- [What this task involves]
Report how many lines below contain the word "screenshot". Give only the number.
─── Data section
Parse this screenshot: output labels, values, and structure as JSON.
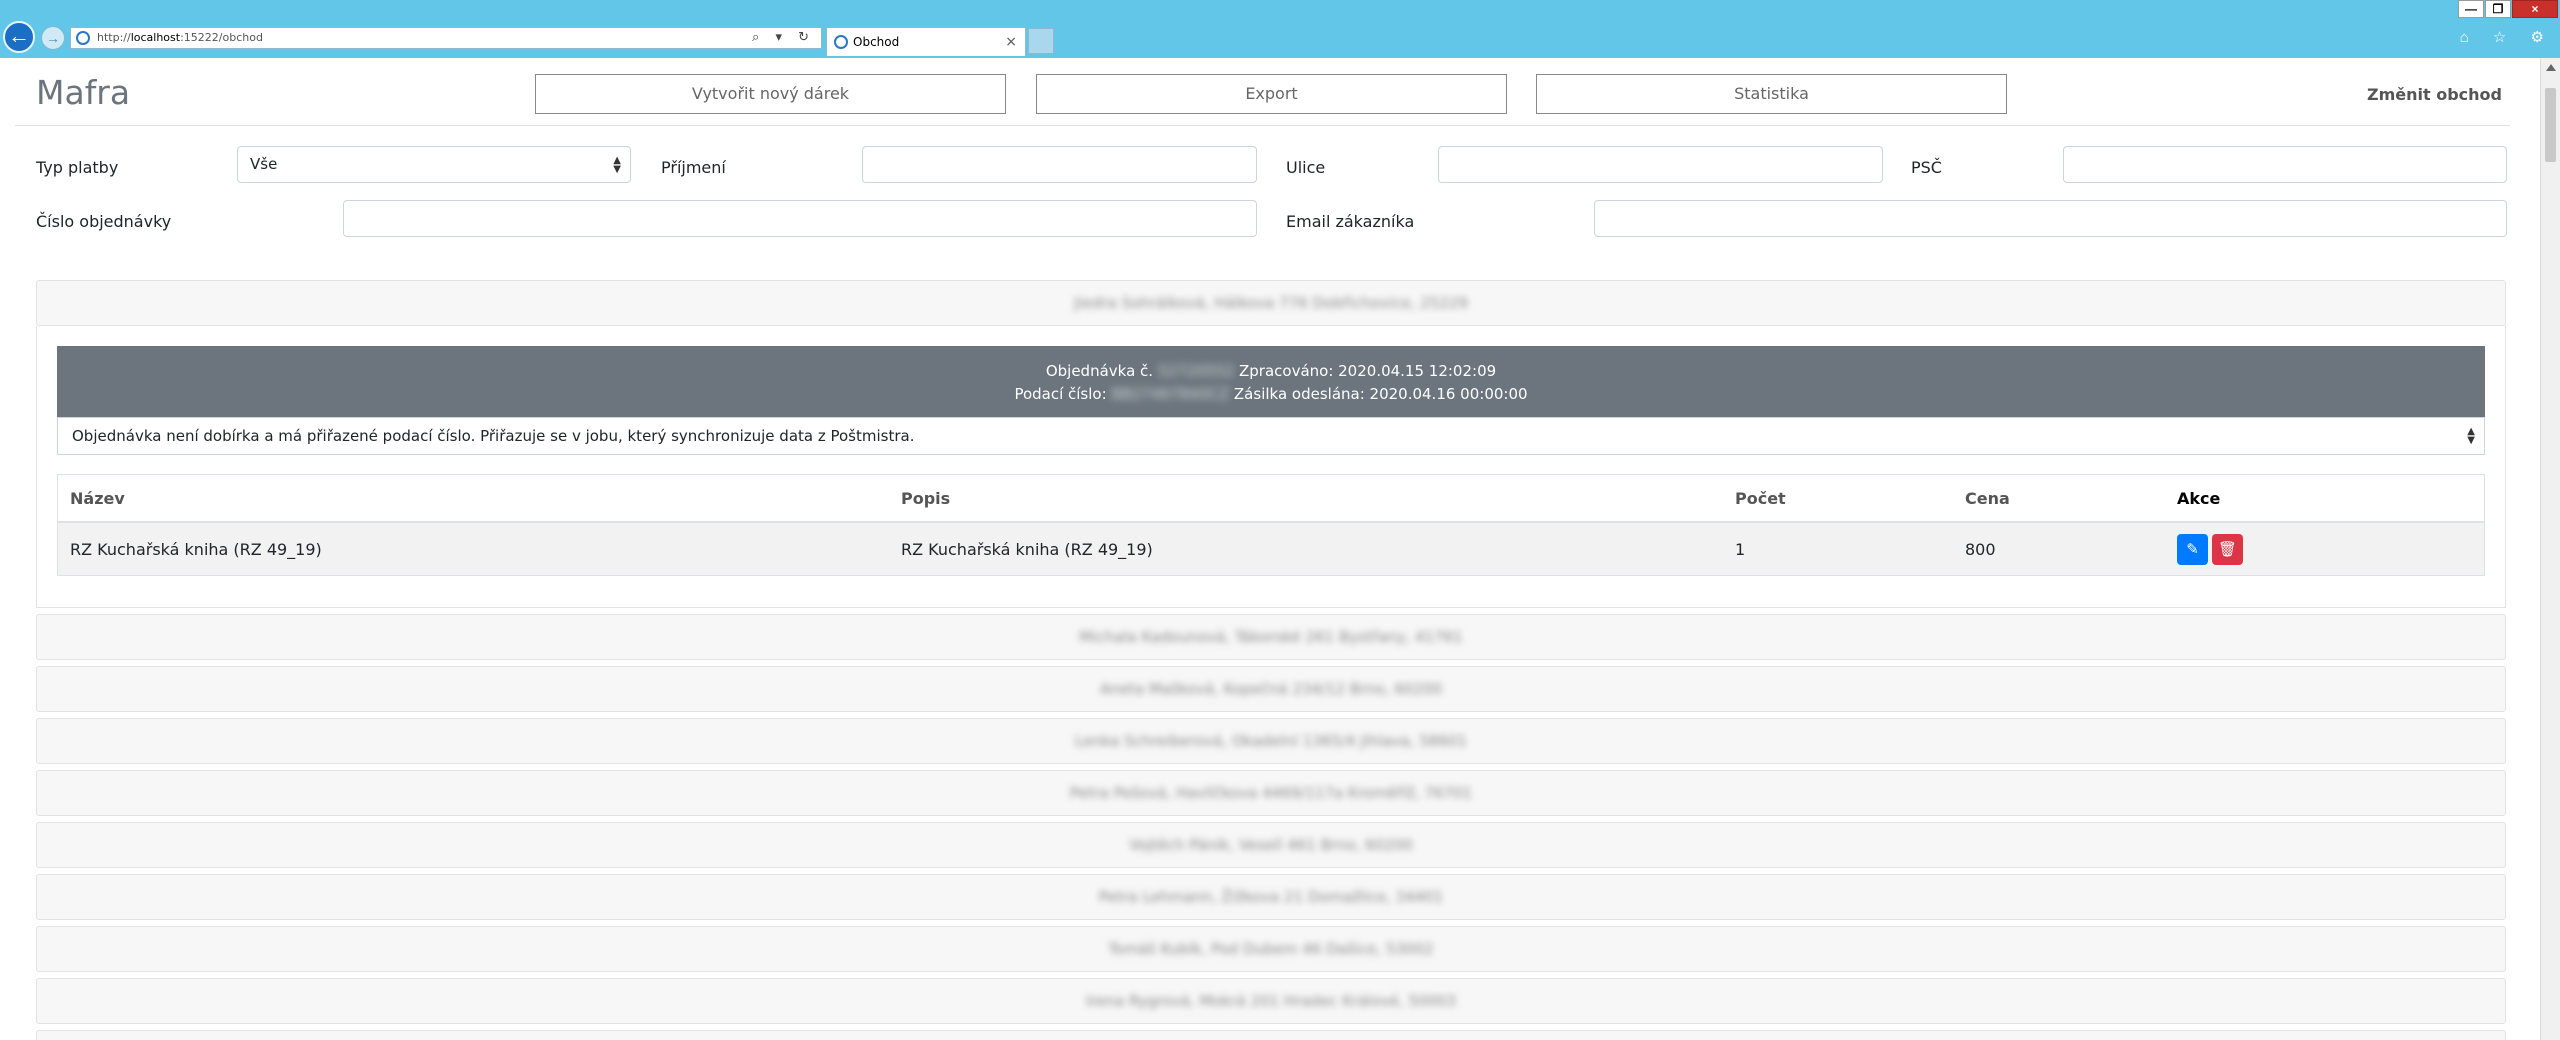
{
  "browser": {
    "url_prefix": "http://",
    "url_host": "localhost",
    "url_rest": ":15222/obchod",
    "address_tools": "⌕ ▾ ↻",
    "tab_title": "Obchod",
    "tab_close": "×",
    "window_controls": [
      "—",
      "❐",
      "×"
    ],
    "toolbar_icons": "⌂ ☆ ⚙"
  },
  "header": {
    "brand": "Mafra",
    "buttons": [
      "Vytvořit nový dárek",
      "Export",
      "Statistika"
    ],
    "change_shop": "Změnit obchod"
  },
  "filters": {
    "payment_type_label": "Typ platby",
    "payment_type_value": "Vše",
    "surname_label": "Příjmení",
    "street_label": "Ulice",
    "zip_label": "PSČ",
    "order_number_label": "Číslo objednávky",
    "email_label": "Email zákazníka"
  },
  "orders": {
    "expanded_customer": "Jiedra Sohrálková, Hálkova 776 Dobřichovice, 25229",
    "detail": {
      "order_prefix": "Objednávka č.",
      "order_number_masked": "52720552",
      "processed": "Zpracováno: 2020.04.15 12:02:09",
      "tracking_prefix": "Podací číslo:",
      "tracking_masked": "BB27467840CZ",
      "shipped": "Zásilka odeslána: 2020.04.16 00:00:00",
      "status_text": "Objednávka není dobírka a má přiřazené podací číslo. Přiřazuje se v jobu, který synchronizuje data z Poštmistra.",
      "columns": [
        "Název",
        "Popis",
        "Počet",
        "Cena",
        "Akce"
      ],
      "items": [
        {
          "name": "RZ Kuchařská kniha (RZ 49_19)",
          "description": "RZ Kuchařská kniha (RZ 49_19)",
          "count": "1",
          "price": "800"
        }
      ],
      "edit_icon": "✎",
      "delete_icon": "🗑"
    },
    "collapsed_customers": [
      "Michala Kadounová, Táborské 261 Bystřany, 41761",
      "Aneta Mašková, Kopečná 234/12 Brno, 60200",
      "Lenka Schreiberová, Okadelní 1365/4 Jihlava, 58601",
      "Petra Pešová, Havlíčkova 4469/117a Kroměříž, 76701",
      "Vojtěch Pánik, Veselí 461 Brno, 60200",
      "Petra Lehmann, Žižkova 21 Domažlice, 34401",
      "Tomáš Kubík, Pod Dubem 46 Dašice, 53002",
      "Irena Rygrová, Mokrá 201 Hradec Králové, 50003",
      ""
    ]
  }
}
──────
─── Data section
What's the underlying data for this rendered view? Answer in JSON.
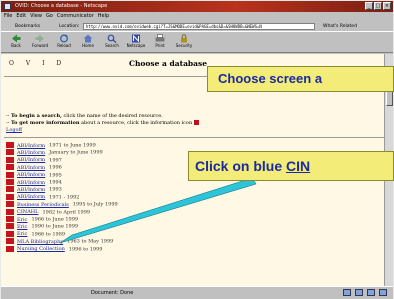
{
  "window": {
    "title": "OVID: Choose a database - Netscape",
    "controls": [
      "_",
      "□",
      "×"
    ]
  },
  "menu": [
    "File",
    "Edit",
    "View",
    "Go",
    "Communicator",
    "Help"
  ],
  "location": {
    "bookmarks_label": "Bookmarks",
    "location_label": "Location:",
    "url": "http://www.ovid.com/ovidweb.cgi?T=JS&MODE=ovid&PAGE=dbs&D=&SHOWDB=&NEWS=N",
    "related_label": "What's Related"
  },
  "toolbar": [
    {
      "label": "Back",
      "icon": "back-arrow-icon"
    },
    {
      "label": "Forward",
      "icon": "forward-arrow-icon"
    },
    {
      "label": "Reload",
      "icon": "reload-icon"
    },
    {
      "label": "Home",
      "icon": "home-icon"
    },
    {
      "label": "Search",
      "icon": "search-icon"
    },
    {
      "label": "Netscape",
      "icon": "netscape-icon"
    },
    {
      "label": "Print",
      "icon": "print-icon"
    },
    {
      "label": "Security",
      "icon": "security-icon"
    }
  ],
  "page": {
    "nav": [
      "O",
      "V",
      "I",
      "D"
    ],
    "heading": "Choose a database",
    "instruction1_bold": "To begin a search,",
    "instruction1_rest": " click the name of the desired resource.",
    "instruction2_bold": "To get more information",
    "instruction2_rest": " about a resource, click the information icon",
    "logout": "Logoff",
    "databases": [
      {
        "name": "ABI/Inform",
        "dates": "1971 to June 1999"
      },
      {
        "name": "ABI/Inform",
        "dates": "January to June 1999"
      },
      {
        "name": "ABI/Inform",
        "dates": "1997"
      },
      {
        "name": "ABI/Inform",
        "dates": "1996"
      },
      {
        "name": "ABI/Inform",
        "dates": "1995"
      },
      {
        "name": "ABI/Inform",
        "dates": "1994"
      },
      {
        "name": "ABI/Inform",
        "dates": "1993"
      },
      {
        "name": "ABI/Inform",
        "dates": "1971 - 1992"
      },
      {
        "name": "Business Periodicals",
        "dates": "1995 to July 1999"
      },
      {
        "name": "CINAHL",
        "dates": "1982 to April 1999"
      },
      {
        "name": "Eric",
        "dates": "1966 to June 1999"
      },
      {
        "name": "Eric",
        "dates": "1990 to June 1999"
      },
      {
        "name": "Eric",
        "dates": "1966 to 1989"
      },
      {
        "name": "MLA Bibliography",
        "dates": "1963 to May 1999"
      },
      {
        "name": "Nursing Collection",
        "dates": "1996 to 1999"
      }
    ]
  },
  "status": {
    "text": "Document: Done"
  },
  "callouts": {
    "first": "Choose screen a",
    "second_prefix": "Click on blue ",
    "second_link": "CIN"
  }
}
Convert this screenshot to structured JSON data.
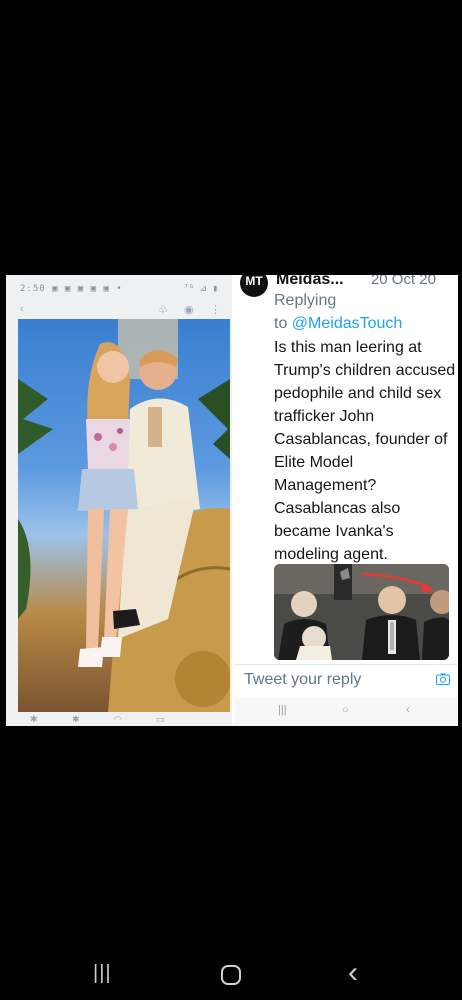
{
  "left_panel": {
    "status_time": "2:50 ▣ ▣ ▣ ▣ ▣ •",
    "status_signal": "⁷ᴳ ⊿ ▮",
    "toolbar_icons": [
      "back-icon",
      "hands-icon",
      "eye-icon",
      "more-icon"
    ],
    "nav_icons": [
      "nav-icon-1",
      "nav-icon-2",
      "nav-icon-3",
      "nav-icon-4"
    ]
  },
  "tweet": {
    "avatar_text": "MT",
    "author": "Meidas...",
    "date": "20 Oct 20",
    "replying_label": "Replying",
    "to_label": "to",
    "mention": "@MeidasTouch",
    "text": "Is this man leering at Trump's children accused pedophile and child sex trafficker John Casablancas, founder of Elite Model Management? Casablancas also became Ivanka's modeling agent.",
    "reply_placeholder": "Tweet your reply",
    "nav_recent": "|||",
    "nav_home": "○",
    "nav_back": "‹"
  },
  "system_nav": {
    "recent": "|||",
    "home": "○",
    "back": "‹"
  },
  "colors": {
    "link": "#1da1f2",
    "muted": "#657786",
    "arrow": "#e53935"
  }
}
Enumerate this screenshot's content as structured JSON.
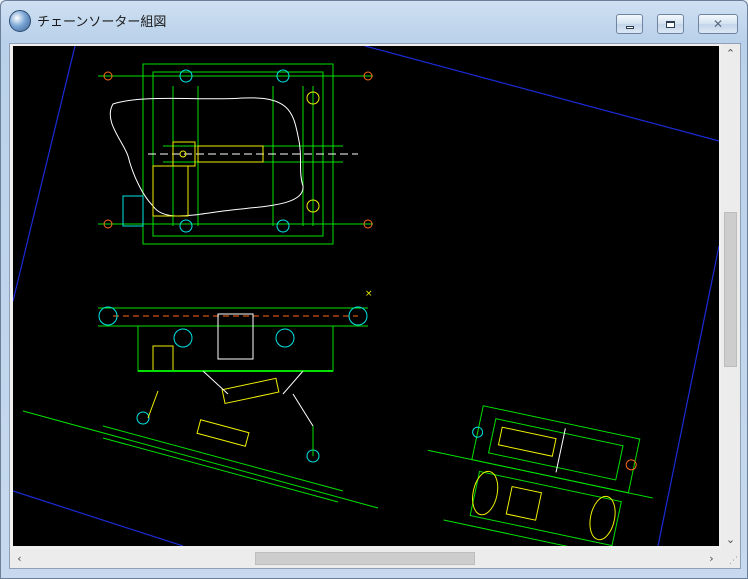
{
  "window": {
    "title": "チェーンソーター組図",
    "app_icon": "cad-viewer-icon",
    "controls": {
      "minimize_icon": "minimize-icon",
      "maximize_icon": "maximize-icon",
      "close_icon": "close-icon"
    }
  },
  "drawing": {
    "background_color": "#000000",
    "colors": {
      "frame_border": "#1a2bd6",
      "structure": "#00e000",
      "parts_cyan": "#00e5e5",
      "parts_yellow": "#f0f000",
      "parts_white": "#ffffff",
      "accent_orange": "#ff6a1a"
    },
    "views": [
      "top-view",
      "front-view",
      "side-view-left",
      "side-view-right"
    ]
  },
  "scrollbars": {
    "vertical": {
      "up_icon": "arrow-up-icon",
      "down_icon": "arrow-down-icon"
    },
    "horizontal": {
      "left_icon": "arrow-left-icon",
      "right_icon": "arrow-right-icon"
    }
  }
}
──────
- [Exercise output]
3